Text excerpt
Sam Lipsyte's Home Land, among many other things, gives the theory that hysterical novels are given short critical shrift an enormous boost in terms of credibility; while I believe it won some serious fans among the blogerati, the New Yorker gave it a positively desultory (or desultorily positive), and the NY Review of Books seems to have forgotten completely to cover it.
Home Land is no less than (and perhaps a bit more than) the Lucky Jim of American society circa right now, as Gary Shteyngart would say (and did say in Absurdistan). And the Shteyngart reference is not meant as an idle one—although I adored Absurdistan, it frustrated me at times with its precociously self-conscious quasi-Gogolisms and its Rothian iddishness. Lipsyte manages to envelop all the energy of Portnoy but nevertheless to express it in discrete (not in the sense of polite or conscientious reticence, but in the other sense) bursts—Lipsyte came up with the perfect formal structure to which to yoke his runaway ebullience—dispatches to a high school newsletter.

Dataset entries

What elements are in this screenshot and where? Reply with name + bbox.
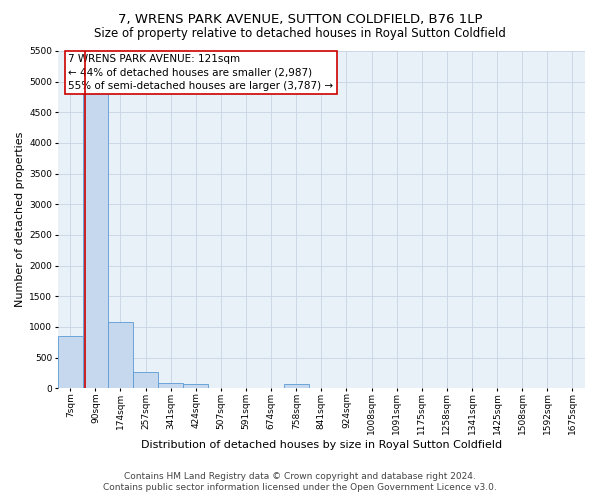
Bar xyxy=(183,384,208,388)
Text: 7, WRENS PARK AVENUE, SUTTON COLDFIELD, B76 1LP: 7, WRENS PARK AVENUE, SUTTON COLDFIELD, … xyxy=(118,12,482,26)
Bar xyxy=(158,382,183,388)
Bar xyxy=(83,51,108,388)
Bar xyxy=(133,372,158,388)
Bar xyxy=(284,384,309,388)
X-axis label: Distribution of detached houses by size in Royal Sutton Coldfield: Distribution of detached houses by size … xyxy=(141,440,502,450)
Text: Contains HM Land Registry data © Crown copyright and database right 2024.
Contai: Contains HM Land Registry data © Crown c… xyxy=(103,472,497,492)
Text: Size of property relative to detached houses in Royal Sutton Coldfield: Size of property relative to detached ho… xyxy=(94,28,506,40)
Text: 7 WRENS PARK AVENUE: 121sqm
← 44% of detached houses are smaller (2,987)
55% of : 7 WRENS PARK AVENUE: 121sqm ← 44% of det… xyxy=(68,54,334,91)
Y-axis label: Number of detached properties: Number of detached properties xyxy=(15,132,25,308)
Bar xyxy=(108,322,133,388)
Bar xyxy=(58,336,83,388)
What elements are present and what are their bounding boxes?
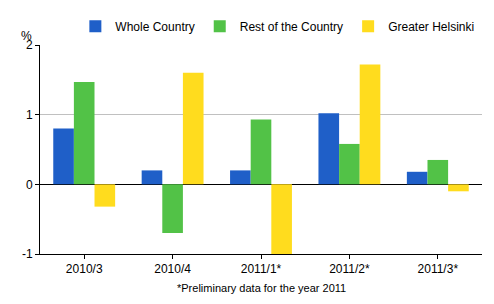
svg-text:-1: -1 [22, 247, 33, 261]
svg-text:Greater Helsinki: Greater Helsinki [388, 20, 474, 34]
svg-text:2010/3: 2010/3 [66, 262, 103, 276]
svg-text:Rest of the Country: Rest of the Country [240, 20, 343, 34]
svg-text:2010/4: 2010/4 [154, 262, 191, 276]
svg-text:Whole Country: Whole Country [115, 20, 194, 34]
svg-text:2011/1*: 2011/1* [241, 262, 282, 276]
svg-text:2011/2*: 2011/2* [329, 262, 370, 276]
svg-text:2: 2 [26, 38, 33, 52]
svg-text:2011/3*: 2011/3* [418, 262, 459, 276]
svg-text:0: 0 [26, 178, 33, 192]
svg-text:%: % [21, 29, 32, 43]
svg-text:1: 1 [26, 108, 33, 122]
svg-text:*Preliminary data for the year: *Preliminary data for the year 2011 [177, 282, 346, 294]
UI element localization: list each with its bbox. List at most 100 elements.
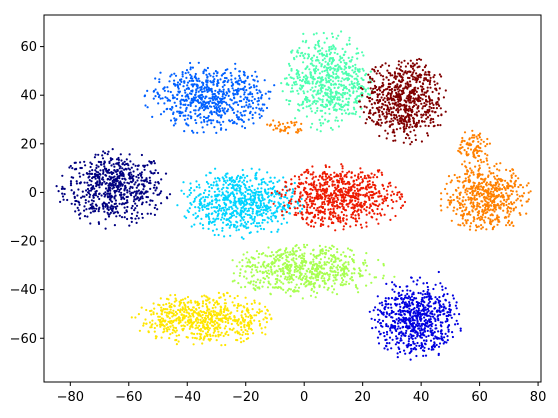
data-point: [463, 224, 466, 227]
data-point: [224, 298, 227, 301]
data-point: [70, 176, 73, 179]
data-point: [89, 222, 92, 225]
data-point: [242, 174, 245, 177]
data-point: [359, 167, 362, 170]
data-point: [207, 311, 211, 314]
data-point: [108, 198, 111, 201]
data-point: [296, 207, 299, 210]
data-point: [241, 310, 244, 313]
data-point: [185, 314, 188, 318]
data-point: [386, 204, 389, 207]
data-point: [463, 160, 466, 163]
data-point: [213, 78, 216, 81]
data-point: [303, 171, 306, 174]
data-point: [242, 218, 245, 221]
data-point: [124, 186, 127, 189]
data-point: [145, 201, 148, 204]
data-point: [105, 203, 108, 206]
data-point: [489, 218, 492, 221]
data-point: [215, 74, 218, 77]
data-point: [353, 77, 356, 80]
data-point: [470, 171, 473, 174]
data-point: [102, 201, 106, 204]
data-point: [300, 257, 303, 260]
data-point: [243, 215, 246, 218]
data-point: [217, 203, 220, 207]
data-point: [120, 196, 123, 199]
data-point: [153, 307, 156, 310]
data-point: [217, 312, 220, 315]
data-point: [103, 180, 106, 183]
data-point: [239, 219, 242, 222]
data-point: [307, 280, 310, 283]
data-point: [340, 259, 343, 262]
data-point: [385, 197, 388, 200]
data-point: [213, 210, 216, 213]
data-point: [229, 224, 232, 227]
data-point: [365, 284, 368, 287]
data-point: [214, 301, 217, 304]
data-point: [246, 189, 249, 192]
data-point: [267, 188, 270, 191]
data-point: [142, 179, 145, 182]
data-point: [240, 326, 243, 329]
data-point: [256, 210, 259, 213]
data-point: [472, 216, 475, 219]
data-point: [97, 171, 100, 174]
data-point: [205, 215, 208, 218]
data-point: [96, 181, 99, 184]
data-point: [218, 199, 221, 202]
data-point: [152, 312, 155, 316]
data-point: [315, 267, 319, 270]
data-point: [316, 278, 320, 282]
data-point: [210, 203, 214, 206]
data-point: [132, 200, 135, 203]
data-point: [107, 150, 110, 153]
data-point: [251, 203, 254, 206]
data-point: [178, 112, 181, 115]
data-point: [487, 183, 491, 186]
data-point: [310, 275, 313, 278]
data-point: [335, 93, 338, 96]
data-point: [507, 202, 511, 205]
data-point: [176, 97, 179, 101]
data-point: [468, 144, 471, 147]
data-point: [328, 96, 331, 99]
data-point: [286, 276, 289, 279]
data-point: [243, 105, 246, 108]
data-point: [332, 76, 335, 79]
data-point: [236, 294, 239, 298]
data-point: [291, 188, 294, 191]
data-point: [291, 90, 294, 93]
data-point: [311, 122, 314, 125]
data-point: [343, 104, 346, 107]
data-point: [289, 253, 292, 256]
data-point: [242, 210, 245, 213]
data-point: [174, 326, 178, 330]
data-point: [281, 90, 284, 93]
data-point: [358, 269, 362, 272]
data-point: [481, 213, 484, 216]
data-point: [316, 50, 320, 53]
data-point: [169, 107, 172, 111]
data-point: [490, 195, 493, 199]
data-point: [367, 176, 370, 179]
data-point: [305, 280, 308, 283]
data-point: [216, 96, 219, 99]
data-point: [202, 100, 206, 103]
data-point: [496, 218, 499, 221]
data-point: [199, 329, 202, 332]
data-point: [215, 201, 218, 204]
data-point: [463, 149, 466, 152]
data-point: [368, 273, 371, 276]
data-point: [286, 197, 289, 200]
data-point: [115, 215, 118, 218]
data-point: [323, 57, 326, 60]
data-point: [338, 107, 341, 111]
data-point: [456, 208, 459, 211]
data-point: [228, 315, 231, 318]
data-point: [512, 207, 516, 210]
data-point: [157, 171, 160, 175]
data-point: [192, 98, 195, 101]
data-point: [311, 80, 314, 83]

Stated goal
Copy out the review of Home Land in full, word for word. The items play no part in what follows.

Result for this exercise
Sam Lipsyte's Home Land, among many other things, gives the theory that hysterical novels are given short critical shrift an enormous boost in terms of credibility; while I believe it won some serious fans among the blogerati, the New Yorker gave it a positively desultory (or desultorily positive), and the NY Review of Books seems to have forgotten completely to cover it.
Home Land is no less than (and perhaps a bit more than) the Lucky Jim of American society circa right now, as Gary Shteyngart would say (and did say in Absurdistan). And the Shteyngart reference is not meant as an idle one—although I adored Absurdistan, it frustrated me at times with its precociously self-conscious quasi-Gogolisms and its Rothian iddishness. Lipsyte manages to envelop all the energy of Portnoy but nevertheless to express it in discrete (not in the sense of polite or conscientious reticence, but in the other sense) bursts—Lipsyte came up with the perfect formal structure to which to yoke his runaway ebullience—dispatches to a high school newsletter.